Task directions: Where a line holds "походження", copy it.

[start]

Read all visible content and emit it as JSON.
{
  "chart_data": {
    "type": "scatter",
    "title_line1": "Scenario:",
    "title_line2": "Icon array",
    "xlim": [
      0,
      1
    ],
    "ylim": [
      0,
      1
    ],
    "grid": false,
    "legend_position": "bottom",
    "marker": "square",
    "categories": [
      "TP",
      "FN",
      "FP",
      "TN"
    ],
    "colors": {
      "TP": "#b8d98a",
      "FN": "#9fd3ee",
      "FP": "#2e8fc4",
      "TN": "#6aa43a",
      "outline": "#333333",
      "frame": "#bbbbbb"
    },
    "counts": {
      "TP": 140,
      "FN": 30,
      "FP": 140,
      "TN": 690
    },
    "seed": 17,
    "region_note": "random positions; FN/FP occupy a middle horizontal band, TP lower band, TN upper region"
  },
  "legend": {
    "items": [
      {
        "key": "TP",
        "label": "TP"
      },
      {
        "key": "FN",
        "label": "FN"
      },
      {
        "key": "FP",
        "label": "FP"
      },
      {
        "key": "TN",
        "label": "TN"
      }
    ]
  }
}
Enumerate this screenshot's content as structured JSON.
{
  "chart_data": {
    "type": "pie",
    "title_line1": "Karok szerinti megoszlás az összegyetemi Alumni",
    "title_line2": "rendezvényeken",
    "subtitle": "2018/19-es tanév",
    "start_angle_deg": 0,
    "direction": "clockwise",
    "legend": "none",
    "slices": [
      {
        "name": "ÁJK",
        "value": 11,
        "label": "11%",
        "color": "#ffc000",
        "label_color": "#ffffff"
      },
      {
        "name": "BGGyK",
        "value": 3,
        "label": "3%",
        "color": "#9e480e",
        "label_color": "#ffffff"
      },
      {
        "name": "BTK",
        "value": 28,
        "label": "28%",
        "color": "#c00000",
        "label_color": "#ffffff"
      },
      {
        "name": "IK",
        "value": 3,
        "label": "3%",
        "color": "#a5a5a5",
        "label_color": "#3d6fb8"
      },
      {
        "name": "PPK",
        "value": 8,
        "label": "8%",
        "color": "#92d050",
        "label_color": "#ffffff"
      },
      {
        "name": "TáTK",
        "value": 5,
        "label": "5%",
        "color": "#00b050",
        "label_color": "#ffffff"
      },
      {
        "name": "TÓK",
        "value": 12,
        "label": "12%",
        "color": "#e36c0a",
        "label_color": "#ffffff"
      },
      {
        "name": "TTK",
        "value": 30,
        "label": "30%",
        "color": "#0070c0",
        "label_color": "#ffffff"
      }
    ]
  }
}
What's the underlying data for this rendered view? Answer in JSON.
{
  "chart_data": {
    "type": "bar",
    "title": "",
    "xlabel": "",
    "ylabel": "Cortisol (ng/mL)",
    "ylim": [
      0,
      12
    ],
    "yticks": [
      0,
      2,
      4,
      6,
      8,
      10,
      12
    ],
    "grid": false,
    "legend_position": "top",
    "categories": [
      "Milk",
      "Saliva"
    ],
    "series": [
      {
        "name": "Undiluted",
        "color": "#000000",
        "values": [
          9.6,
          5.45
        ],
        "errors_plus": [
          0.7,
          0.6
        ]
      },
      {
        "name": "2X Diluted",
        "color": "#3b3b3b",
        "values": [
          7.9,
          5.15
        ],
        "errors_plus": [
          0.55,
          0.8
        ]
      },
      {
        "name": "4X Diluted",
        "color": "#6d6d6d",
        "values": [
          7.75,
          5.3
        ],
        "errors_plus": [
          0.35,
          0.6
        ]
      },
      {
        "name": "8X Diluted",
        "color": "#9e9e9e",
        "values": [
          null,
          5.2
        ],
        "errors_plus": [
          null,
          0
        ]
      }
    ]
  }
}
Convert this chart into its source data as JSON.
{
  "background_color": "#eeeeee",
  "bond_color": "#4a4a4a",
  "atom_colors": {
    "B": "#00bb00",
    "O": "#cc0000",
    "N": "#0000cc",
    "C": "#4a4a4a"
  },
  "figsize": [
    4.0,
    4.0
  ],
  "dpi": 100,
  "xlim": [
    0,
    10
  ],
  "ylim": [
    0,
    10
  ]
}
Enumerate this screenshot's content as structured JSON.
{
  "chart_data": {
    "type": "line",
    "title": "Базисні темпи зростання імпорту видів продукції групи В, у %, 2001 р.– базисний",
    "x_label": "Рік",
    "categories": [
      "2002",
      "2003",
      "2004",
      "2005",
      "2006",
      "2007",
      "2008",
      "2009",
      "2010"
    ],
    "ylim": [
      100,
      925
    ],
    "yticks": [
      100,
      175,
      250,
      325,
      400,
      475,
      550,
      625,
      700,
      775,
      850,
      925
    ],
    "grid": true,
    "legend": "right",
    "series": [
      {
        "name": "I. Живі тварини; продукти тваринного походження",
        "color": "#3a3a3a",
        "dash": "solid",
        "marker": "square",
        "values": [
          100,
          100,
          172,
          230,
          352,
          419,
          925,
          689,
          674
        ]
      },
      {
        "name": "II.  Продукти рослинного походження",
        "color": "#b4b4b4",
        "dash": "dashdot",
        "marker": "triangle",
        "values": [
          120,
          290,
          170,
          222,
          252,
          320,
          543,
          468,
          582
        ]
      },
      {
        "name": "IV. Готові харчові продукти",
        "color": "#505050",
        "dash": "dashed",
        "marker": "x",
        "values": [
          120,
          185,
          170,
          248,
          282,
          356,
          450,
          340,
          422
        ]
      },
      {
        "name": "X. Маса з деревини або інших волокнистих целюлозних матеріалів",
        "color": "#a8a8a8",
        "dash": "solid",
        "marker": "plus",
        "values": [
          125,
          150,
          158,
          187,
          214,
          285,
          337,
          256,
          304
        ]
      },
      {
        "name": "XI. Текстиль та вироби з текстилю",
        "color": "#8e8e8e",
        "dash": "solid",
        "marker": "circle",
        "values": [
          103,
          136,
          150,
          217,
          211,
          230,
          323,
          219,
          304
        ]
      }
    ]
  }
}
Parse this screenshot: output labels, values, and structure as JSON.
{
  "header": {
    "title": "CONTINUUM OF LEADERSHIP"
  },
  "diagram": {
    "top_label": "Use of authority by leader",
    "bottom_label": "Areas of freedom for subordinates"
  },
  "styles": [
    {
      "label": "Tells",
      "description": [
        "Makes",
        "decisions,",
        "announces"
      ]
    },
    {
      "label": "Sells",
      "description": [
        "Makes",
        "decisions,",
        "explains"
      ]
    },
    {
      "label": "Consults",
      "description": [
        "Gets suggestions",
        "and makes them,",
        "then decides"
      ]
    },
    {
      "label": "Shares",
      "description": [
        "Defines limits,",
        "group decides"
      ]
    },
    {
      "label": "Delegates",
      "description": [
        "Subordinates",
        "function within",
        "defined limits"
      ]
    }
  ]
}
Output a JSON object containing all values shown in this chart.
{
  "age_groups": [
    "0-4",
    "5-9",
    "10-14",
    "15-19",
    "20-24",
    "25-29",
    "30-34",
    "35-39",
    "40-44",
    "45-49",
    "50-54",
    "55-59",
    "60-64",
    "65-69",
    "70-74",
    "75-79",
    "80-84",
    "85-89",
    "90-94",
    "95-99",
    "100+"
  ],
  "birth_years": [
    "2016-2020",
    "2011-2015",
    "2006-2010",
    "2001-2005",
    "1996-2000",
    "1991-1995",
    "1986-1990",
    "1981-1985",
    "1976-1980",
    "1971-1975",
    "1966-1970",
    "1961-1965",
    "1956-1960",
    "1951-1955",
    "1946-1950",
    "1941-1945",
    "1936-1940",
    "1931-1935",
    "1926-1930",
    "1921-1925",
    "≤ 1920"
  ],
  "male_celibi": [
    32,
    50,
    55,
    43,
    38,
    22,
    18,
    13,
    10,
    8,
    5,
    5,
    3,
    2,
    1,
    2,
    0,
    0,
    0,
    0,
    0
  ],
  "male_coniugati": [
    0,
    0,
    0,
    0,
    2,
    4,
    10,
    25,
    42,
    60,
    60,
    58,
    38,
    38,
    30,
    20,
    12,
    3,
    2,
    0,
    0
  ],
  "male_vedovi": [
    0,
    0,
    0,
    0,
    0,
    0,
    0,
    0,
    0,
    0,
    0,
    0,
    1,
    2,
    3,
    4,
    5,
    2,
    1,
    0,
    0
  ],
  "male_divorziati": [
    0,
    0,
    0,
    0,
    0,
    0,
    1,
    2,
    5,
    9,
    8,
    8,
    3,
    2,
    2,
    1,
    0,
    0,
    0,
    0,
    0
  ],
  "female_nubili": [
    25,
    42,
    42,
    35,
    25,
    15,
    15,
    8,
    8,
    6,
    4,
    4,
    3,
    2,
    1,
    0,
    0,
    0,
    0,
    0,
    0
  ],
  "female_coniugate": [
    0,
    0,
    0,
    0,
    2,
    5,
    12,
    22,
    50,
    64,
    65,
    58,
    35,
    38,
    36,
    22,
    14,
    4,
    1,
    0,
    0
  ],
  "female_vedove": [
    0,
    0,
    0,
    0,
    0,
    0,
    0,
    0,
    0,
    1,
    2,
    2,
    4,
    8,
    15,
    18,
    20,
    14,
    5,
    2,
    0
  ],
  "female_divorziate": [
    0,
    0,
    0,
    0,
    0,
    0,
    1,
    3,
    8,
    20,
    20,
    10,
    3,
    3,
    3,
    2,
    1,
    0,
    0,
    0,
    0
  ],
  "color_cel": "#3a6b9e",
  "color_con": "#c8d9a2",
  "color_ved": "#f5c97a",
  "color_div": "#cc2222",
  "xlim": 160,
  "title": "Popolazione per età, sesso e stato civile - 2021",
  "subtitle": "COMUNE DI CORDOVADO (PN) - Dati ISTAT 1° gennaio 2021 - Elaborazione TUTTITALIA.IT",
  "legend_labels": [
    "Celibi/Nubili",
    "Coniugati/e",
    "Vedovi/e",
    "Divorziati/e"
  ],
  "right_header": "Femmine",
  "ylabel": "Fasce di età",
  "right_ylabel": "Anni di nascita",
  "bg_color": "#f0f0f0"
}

[end]

Written solution:
        "name": "I. Живі тварини; продукти тваринного походження",
        "name": "II.  Продукти рослинного походження",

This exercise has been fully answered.